··· Stored records

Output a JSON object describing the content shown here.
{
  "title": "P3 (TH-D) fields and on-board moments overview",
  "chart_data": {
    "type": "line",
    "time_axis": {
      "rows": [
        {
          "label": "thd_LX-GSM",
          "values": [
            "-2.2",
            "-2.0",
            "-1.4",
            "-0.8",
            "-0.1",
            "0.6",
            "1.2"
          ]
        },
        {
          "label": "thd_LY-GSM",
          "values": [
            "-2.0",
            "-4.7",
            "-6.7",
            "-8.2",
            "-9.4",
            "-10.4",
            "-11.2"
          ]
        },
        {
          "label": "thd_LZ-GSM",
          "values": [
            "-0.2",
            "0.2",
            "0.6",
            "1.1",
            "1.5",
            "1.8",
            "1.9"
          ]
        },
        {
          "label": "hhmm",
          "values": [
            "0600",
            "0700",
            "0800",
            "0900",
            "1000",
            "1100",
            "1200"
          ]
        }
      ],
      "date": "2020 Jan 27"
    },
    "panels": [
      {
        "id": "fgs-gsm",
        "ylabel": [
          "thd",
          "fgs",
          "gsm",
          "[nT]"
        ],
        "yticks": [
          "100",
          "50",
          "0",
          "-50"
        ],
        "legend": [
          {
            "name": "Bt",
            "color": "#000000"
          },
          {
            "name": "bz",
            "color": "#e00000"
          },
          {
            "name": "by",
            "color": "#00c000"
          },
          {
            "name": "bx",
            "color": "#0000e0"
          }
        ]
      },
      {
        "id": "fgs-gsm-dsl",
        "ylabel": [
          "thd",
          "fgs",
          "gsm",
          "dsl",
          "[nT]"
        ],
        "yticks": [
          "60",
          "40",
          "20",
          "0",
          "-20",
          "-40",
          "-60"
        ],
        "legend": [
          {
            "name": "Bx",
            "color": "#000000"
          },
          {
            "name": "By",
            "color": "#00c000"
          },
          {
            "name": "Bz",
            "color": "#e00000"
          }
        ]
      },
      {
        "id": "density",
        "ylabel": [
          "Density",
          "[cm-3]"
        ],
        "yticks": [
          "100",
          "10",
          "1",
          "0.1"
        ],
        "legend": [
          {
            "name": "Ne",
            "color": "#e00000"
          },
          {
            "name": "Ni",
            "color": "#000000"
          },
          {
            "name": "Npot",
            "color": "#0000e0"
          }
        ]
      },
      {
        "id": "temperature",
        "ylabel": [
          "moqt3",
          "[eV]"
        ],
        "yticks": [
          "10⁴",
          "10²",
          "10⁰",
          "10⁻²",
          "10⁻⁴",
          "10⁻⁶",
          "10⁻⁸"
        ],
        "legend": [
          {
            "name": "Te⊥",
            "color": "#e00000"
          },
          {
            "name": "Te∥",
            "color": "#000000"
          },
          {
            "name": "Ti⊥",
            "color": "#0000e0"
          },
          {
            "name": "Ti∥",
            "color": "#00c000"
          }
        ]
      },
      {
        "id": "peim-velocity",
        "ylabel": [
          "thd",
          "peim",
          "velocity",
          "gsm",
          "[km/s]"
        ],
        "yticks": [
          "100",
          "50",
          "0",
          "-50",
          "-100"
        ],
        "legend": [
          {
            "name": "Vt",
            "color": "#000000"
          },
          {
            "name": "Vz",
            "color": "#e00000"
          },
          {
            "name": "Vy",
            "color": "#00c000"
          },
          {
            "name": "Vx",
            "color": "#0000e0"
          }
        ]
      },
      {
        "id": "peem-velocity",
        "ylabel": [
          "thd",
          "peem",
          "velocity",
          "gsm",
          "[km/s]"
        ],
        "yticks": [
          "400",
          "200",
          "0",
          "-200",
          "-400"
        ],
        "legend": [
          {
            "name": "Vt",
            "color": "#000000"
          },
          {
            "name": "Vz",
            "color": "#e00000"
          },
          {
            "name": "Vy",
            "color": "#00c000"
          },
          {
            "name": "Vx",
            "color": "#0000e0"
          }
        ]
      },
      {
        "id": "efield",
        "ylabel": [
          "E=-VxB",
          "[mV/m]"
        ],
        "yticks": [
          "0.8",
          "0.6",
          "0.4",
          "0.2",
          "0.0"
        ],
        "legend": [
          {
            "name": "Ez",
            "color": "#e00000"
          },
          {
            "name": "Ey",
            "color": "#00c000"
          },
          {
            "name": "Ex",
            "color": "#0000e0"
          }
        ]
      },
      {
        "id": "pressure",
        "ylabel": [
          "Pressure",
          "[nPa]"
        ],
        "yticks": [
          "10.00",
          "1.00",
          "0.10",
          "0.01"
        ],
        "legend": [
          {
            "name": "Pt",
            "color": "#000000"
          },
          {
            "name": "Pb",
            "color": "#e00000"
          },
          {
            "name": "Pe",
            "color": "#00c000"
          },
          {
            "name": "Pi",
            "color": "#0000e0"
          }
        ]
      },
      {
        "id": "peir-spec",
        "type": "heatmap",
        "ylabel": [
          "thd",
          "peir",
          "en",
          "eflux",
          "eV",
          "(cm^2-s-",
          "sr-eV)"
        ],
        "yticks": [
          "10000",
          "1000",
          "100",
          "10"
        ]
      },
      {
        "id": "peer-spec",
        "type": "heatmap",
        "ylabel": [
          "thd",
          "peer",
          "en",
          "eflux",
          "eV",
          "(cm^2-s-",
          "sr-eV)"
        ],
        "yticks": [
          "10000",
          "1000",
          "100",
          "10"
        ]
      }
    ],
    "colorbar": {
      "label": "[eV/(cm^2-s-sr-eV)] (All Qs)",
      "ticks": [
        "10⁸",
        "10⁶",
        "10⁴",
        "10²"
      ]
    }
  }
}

······

The problem
Reproduce the records above exactly.

Task answer
Output a JSON object describing the content shown here.
{
  "title": "P3 (TH-D) fields and on-board moments overview",
  "chart_data": {
    "type": "line",
    "time_axis": {
      "rows": [
        {
          "label": "thd_LX-GSM",
          "values": [
            "-2.2",
            "-2.0",
            "-1.4",
            "-0.8",
            "-0.1",
            "0.6",
            "1.2"
          ]
        },
        {
          "label": "thd_LY-GSM",
          "values": [
            "-2.0",
            "-4.7",
            "-6.7",
            "-8.2",
            "-9.4",
            "-10.4",
            "-11.2"
          ]
        },
        {
          "label": "thd_LZ-GSM",
          "values": [
            "-0.2",
            "0.2",
            "0.6",
            "1.1",
            "1.5",
            "1.8",
            "1.9"
          ]
        },
        {
          "label": "hhmm",
          "values": [
            "0600",
            "0700",
            "0800",
            "0900",
            "1000",
            "1100",
            "1200"
          ]
        }
      ],
      "date": "2020 Jan 27"
    },
    "panels": [
      {
        "id": "fgs-gsm",
        "ylabel": [
          "thd",
          "fgs",
          "gsm",
          "[nT]"
        ],
        "yticks": [
          "100",
          "50",
          "0",
          "-50"
        ],
        "legend": [
          {
            "name": "Bt",
            "color": "#000000"
          },
          {
            "name": "bz",
            "color": "#e00000"
          },
          {
            "name": "by",
            "color": "#00c000"
          },
          {
            "name": "bx",
            "color": "#0000e0"
          }
        ]
      },
      {
        "id": "fgs-gsm-dsl",
        "ylabel": [
          "thd",
          "fgs",
          "gsm",
          "dsl",
          "[nT]"
        ],
        "yticks": [
          "60",
          "40",
          "20",
          "0",
          "-20",
          "-40",
          "-60"
        ],
        "legend": [
          {
            "name": "Bx",
            "color": "#000000"
          },
          {
            "name": "By",
            "color": "#00c000"
          },
          {
            "name": "Bz",
            "color": "#e00000"
          }
        ]
      },
      {
        "id": "density",
        "ylabel": [
          "Density",
          "[cm-3]"
        ],
        "yticks": [
          "100",
          "10",
          "1",
          "0.1"
        ],
        "legend": [
          {
            "name": "Ne",
            "color": "#e00000"
          },
          {
            "name": "Ni",
            "color": "#000000"
          },
          {
            "name": "Npot",
            "color": "#0000e0"
          }
        ]
      },
      {
        "id": "temperature",
        "ylabel": [
          "moqt3",
          "[eV]"
        ],
        "yticks": [
          "10⁴",
          "10²",
          "10⁰",
          "10⁻²",
          "10⁻⁴",
          "10⁻⁶",
          "10⁻⁸"
        ],
        "legend": [
          {
            "name": "Te⊥",
            "color": "#e00000"
          },
          {
            "name": "Te∥",
            "color": "#000000"
          },
          {
            "name": "Ti⊥",
            "color": "#0000e0"
          },
          {
            "name": "Ti∥",
            "color": "#00c000"
          }
        ]
      },
      {
        "id": "peim-velocity",
        "ylabel": [
          "thd",
          "peim",
          "velocity",
          "gsm",
          "[km/s]"
        ],
        "yticks": [
          "100",
          "50",
          "0",
          "-50",
          "-100"
        ],
        "legend": [
          {
            "name": "Vt",
            "color": "#000000"
          },
          {
            "name": "Vz",
            "color": "#e00000"
          },
          {
            "name": "Vy",
            "color": "#00c000"
          },
          {
            "name": "Vx",
            "color": "#0000e0"
          }
        ]
      },
      {
        "id": "peem-velocity",
        "ylabel": [
          "thd",
          "peem",
          "velocity",
          "gsm",
          "[km/s]"
        ],
        "yticks": [
          "400",
          "200",
          "0",
          "-200",
          "-400"
        ],
        "legend": [
          {
            "name": "Vt",
            "color": "#000000"
          },
          {
            "name": "Vz",
            "color": "#e00000"
          },
          {
            "name": "Vy",
            "color": "#00c000"
          },
          {
            "name": "Vx",
            "color": "#0000e0"
          }
        ]
      },
      {
        "id": "efield",
        "ylabel": [
          "E=-VxB",
          "[mV/m]"
        ],
        "yticks": [
          "0.8",
          "0.6",
          "0.4",
          "0.2",
          "0.0"
        ],
        "legend": [
          {
            "name": "Ez",
            "color": "#e00000"
          },
          {
            "name": "Ey",
            "color": "#00c000"
          },
          {
            "name": "Ex",
            "color": "#0000e0"
          }
        ]
      },
      {
        "id": "pressure",
        "ylabel": [
          "Pressure",
          "[nPa]"
        ],
        "yticks": [
          "10.00",
          "1.00",
          "0.10",
          "0.01"
        ],
        "legend": [
          {
            "name": "Pt",
            "color": "#000000"
          },
          {
            "name": "Pb",
            "color": "#e00000"
          },
          {
            "name": "Pe",
            "color": "#00c000"
          },
          {
            "name": "Pi",
            "color": "#0000e0"
          }
        ]
      },
      {
        "id": "peir-spec",
        "type": "heatmap",
        "ylabel": [
          "thd",
          "peir",
          "en",
          "eflux",
          "eV",
          "(cm^2-s-",
          "sr-eV)"
        ],
        "yticks": [
          "10000",
          "1000",
          "100",
          "10"
        ]
      },
      {
        "id": "peer-spec",
        "type": "heatmap",
        "ylabel": [
          "thd",
          "peer",
          "en",
          "eflux",
          "eV",
          "(cm^2-s-",
          "sr-eV)"
        ],
        "yticks": [
          "10000",
          "1000",
          "100",
          "10"
        ]
      }
    ],
    "colorbar": {
      "label": "[eV/(cm^2-s-sr-eV)] (All Qs)",
      "ticks": [
        "10⁸",
        "10⁶",
        "10⁴",
        "10²"
      ]
    }
  }
}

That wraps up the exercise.